#### [SUPPLIED MATERIAL]
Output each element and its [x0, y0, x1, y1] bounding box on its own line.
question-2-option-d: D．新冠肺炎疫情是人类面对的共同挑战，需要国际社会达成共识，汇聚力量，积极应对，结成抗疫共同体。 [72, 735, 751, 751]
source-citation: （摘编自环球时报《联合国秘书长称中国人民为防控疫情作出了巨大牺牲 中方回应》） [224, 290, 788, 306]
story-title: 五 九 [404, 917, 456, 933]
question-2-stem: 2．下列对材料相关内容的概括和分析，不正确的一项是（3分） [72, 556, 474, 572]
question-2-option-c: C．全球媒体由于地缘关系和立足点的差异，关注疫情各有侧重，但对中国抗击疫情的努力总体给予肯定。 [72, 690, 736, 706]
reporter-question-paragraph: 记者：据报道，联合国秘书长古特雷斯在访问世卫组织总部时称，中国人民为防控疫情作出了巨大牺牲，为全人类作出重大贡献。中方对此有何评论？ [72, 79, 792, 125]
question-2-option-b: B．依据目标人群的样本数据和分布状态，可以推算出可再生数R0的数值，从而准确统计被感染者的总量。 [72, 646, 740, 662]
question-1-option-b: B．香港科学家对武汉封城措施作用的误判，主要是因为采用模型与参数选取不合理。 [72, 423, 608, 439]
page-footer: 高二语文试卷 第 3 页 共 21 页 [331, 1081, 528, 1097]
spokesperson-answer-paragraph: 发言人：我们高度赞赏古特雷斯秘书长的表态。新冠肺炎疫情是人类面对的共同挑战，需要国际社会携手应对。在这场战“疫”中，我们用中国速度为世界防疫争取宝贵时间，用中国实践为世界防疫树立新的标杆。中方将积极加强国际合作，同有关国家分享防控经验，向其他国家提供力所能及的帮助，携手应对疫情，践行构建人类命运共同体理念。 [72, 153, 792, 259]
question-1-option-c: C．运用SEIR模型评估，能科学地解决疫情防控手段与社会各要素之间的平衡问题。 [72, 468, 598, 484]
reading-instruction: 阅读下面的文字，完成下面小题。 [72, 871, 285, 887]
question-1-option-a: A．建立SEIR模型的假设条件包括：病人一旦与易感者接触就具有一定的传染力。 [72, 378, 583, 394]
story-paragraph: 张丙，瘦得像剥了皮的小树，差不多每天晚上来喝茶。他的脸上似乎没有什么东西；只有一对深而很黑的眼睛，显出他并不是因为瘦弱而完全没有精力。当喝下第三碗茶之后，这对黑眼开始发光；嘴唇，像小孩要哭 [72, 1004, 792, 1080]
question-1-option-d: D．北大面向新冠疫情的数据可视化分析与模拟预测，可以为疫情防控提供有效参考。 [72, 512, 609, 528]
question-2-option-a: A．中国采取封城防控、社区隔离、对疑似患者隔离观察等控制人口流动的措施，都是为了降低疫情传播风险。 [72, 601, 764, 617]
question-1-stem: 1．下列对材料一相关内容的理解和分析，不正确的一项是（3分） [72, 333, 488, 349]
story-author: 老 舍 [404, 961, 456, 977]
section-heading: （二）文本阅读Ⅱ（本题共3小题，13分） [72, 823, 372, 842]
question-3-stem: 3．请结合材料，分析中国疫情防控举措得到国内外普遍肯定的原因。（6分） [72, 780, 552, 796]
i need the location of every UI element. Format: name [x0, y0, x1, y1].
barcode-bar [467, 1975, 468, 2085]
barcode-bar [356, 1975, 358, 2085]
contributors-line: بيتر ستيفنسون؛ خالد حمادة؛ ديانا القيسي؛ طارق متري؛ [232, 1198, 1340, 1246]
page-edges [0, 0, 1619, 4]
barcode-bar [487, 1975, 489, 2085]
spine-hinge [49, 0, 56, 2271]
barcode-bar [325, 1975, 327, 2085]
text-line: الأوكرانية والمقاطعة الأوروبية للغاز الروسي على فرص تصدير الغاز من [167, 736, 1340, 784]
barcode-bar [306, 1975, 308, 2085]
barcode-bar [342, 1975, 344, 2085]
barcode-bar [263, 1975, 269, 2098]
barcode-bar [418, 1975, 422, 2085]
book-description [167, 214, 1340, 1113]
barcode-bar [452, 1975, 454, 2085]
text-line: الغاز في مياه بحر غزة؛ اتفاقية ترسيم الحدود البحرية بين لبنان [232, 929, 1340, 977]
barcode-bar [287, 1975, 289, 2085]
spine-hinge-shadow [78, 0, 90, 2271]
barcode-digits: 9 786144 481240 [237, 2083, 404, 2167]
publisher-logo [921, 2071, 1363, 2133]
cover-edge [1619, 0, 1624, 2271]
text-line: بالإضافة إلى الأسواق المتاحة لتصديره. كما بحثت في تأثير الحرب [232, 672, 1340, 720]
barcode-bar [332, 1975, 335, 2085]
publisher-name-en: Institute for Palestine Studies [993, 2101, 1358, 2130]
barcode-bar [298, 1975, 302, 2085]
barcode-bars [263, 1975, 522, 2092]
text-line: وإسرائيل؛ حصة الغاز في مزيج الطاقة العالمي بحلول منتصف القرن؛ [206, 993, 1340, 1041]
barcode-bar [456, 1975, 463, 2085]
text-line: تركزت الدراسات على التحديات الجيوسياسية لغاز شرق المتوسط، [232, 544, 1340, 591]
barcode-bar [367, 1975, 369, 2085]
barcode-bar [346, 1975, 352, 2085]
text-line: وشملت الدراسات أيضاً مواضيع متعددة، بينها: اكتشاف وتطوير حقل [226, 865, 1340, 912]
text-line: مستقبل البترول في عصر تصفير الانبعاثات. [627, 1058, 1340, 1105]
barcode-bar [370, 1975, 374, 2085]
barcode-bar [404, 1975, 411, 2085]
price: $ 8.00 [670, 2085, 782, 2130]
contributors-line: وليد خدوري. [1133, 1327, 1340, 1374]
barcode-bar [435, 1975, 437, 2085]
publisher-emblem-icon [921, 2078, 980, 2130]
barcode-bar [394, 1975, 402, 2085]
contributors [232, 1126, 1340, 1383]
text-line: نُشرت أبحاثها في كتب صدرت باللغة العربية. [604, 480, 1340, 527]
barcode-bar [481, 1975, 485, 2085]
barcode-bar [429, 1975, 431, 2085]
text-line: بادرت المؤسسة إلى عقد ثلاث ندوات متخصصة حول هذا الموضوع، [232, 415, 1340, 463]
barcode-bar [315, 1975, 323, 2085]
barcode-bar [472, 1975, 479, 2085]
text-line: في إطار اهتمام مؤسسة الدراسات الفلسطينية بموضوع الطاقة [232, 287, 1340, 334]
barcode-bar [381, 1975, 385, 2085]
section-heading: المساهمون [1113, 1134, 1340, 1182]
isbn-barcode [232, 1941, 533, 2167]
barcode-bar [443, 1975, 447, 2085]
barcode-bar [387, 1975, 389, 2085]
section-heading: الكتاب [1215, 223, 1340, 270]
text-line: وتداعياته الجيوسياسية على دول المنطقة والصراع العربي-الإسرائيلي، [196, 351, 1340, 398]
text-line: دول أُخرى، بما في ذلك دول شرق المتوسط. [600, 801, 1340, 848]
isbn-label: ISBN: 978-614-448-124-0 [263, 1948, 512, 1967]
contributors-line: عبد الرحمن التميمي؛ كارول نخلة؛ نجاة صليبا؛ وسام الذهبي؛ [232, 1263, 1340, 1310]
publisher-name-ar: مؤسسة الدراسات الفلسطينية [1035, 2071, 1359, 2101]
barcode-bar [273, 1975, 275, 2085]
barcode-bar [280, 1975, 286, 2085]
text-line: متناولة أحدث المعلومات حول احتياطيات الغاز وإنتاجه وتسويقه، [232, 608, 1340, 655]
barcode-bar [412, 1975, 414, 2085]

#### [WHAT IS NEEDED]
Rewrite all the rows above, replacing "section-heading" with "section-title" and leaving everything else unchanged.

#### [EXERCISE RESPONSE]
Output each element and its [x0, y0, x1, y1] bounding box on its own line.
question-2-option-d: D．新冠肺炎疫情是人类面对的共同挑战，需要国际社会达成共识，汇聚力量，积极应对，结成抗疫共同体。 [72, 735, 751, 751]
source-citation: （摘编自环球时报《联合国秘书长称中国人民为防控疫情作出了巨大牺牲 中方回应》） [224, 290, 788, 306]
story-title: 五 九 [404, 917, 456, 933]
question-2-stem: 2．下列对材料相关内容的概括和分析，不正确的一项是（3分） [72, 556, 474, 572]
question-2-option-c: C．全球媒体由于地缘关系和立足点的差异，关注疫情各有侧重，但对中国抗击疫情的努力总体给予肯定。 [72, 690, 736, 706]
reporter-question-paragraph: 记者：据报道，联合国秘书长古特雷斯在访问世卫组织总部时称，中国人民为防控疫情作出了巨大牺牲，为全人类作出重大贡献。中方对此有何评论？ [72, 79, 792, 125]
question-2-option-b: B．依据目标人群的样本数据和分布状态，可以推算出可再生数R0的数值，从而准确统计被感染者的总量。 [72, 646, 740, 662]
question-1-option-b: B．香港科学家对武汉封城措施作用的误判，主要是因为采用模型与参数选取不合理。 [72, 423, 608, 439]
page-footer: 高二语文试卷 第 3 页 共 21 页 [331, 1081, 528, 1097]
spokesperson-answer-paragraph: 发言人：我们高度赞赏古特雷斯秘书长的表态。新冠肺炎疫情是人类面对的共同挑战，需要国际社会携手应对。在这场战“疫”中，我们用中国速度为世界防疫争取宝贵时间，用中国实践为世界防疫树立新的标杆。中方将积极加强国际合作，同有关国家分享防控经验，向其他国家提供力所能及的帮助，携手应对疫情，践行构建人类命运共同体理念。 [72, 153, 792, 259]
question-1-option-c: C．运用SEIR模型评估，能科学地解决疫情防控手段与社会各要素之间的平衡问题。 [72, 468, 598, 484]
reading-instruction: 阅读下面的文字，完成下面小题。 [72, 871, 285, 887]
question-1-option-a: A．建立SEIR模型的假设条件包括：病人一旦与易感者接触就具有一定的传染力。 [72, 378, 583, 394]
story-paragraph: 张丙，瘦得像剥了皮的小树，差不多每天晚上来喝茶。他的脸上似乎没有什么东西；只有一对深而很黑的眼睛，显出他并不是因为瘦弱而完全没有精力。当喝下第三碗茶之后，这对黑眼开始发光；嘴唇，像小孩要哭 [72, 1004, 792, 1080]
question-1-option-d: D．北大面向新冠疫情的数据可视化分析与模拟预测，可以为疫情防控提供有效参考。 [72, 512, 609, 528]
question-2-option-a: A．中国采取封城防控、社区隔离、对疑似患者隔离观察等控制人口流动的措施，都是为了降低疫情传播风险。 [72, 601, 764, 617]
question-1-stem: 1．下列对材料一相关内容的理解和分析，不正确的一项是（3分） [72, 333, 488, 349]
story-author: 老 舍 [404, 961, 456, 977]
section-title: （二）文本阅读Ⅱ（本题共3小题，13分） [72, 823, 372, 842]
question-3-stem: 3．请结合材料，分析中国疫情防控举措得到国内外普遍肯定的原因。（6分） [72, 780, 552, 796]
i need the location of every UI element. Format: name [x0, y0, x1, y1].
barcode-bar [467, 1975, 468, 2085]
barcode-bar [356, 1975, 358, 2085]
contributors-line: بيتر ستيفنسون؛ خالد حمادة؛ ديانا القيسي؛ طارق متري؛ [232, 1198, 1340, 1246]
page-edges [0, 0, 1619, 4]
barcode-bar [487, 1975, 489, 2085]
spine-hinge [49, 0, 56, 2271]
barcode-bar [325, 1975, 327, 2085]
text-line: الأوكرانية والمقاطعة الأوروبية للغاز الروسي على فرص تصدير الغاز من [167, 736, 1340, 784]
barcode-bar [306, 1975, 308, 2085]
barcode-bar [342, 1975, 344, 2085]
barcode-bar [263, 1975, 269, 2098]
barcode-bar [418, 1975, 422, 2085]
book-description [167, 214, 1340, 1113]
barcode-bar [452, 1975, 454, 2085]
text-line: الغاز في مياه بحر غزة؛ اتفاقية ترسيم الحدود البحرية بين لبنان [232, 929, 1340, 977]
barcode-bar [287, 1975, 289, 2085]
spine-hinge-shadow [78, 0, 90, 2271]
barcode-digits: 9 786144 481240 [237, 2083, 404, 2167]
publisher-logo [921, 2071, 1363, 2133]
cover-edge [1619, 0, 1624, 2271]
text-line: بالإضافة إلى الأسواق المتاحة لتصديره. كما بحثت في تأثير الحرب [232, 672, 1340, 720]
barcode-bar [332, 1975, 335, 2085]
publisher-name-en: Institute for Palestine Studies [993, 2101, 1358, 2130]
barcode-bar [298, 1975, 302, 2085]
barcode-bars [263, 1975, 522, 2092]
text-line: وإسرائيل؛ حصة الغاز في مزيج الطاقة العالمي بحلول منتصف القرن؛ [206, 993, 1340, 1041]
barcode-bar [456, 1975, 463, 2085]
text-line: تركزت الدراسات على التحديات الجيوسياسية لغاز شرق المتوسط، [232, 544, 1340, 591]
barcode-bar [367, 1975, 369, 2085]
barcode-bar [346, 1975, 352, 2085]
text-line: وشملت الدراسات أيضاً مواضيع متعددة، بينها: اكتشاف وتطوير حقل [226, 865, 1340, 912]
text-line: مستقبل البترول في عصر تصفير الانبعاثات. [627, 1058, 1340, 1105]
barcode-bar [370, 1975, 374, 2085]
barcode-bar [404, 1975, 411, 2085]
price: $ 8.00 [670, 2085, 782, 2130]
contributors-line: وليد خدوري. [1133, 1327, 1340, 1374]
barcode-bar [435, 1975, 437, 2085]
publisher-emblem-icon [921, 2078, 980, 2130]
barcode-bar [394, 1975, 402, 2085]
contributors [232, 1126, 1340, 1383]
text-line: نُشرت أبحاثها في كتب صدرت باللغة العربية. [604, 480, 1340, 527]
barcode-bar [481, 1975, 485, 2085]
barcode-bar [429, 1975, 431, 2085]
text-line: بادرت المؤسسة إلى عقد ثلاث ندوات متخصصة حول هذا الموضوع، [232, 415, 1340, 463]
barcode-bar [315, 1975, 323, 2085]
barcode-bar [472, 1975, 479, 2085]
text-line: في إطار اهتمام مؤسسة الدراسات الفلسطينية بموضوع الطاقة [232, 287, 1340, 334]
barcode-bar [381, 1975, 385, 2085]
section-title: المساهمون [1113, 1134, 1340, 1182]
isbn-barcode [232, 1941, 533, 2167]
barcode-bar [443, 1975, 447, 2085]
barcode-bar [387, 1975, 389, 2085]
section-title: الكتاب [1215, 223, 1340, 270]
text-line: وتداعياته الجيوسياسية على دول المنطقة والصراع العربي-الإسرائيلي، [196, 351, 1340, 398]
text-line: دول أُخرى، بما في ذلك دول شرق المتوسط. [600, 801, 1340, 848]
isbn-label: ISBN: 978-614-448-124-0 [263, 1948, 512, 1967]
contributors-line: عبد الرحمن التميمي؛ كارول نخلة؛ نجاة صليبا؛ وسام الذهبي؛ [232, 1263, 1340, 1310]
publisher-name-ar: مؤسسة الدراسات الفلسطينية [1035, 2071, 1359, 2101]
barcode-bar [273, 1975, 275, 2085]
barcode-bar [280, 1975, 286, 2085]
text-line: متناولة أحدث المعلومات حول احتياطيات الغاز وإنتاجه وتسويقه، [232, 608, 1340, 655]
barcode-bar [412, 1975, 414, 2085]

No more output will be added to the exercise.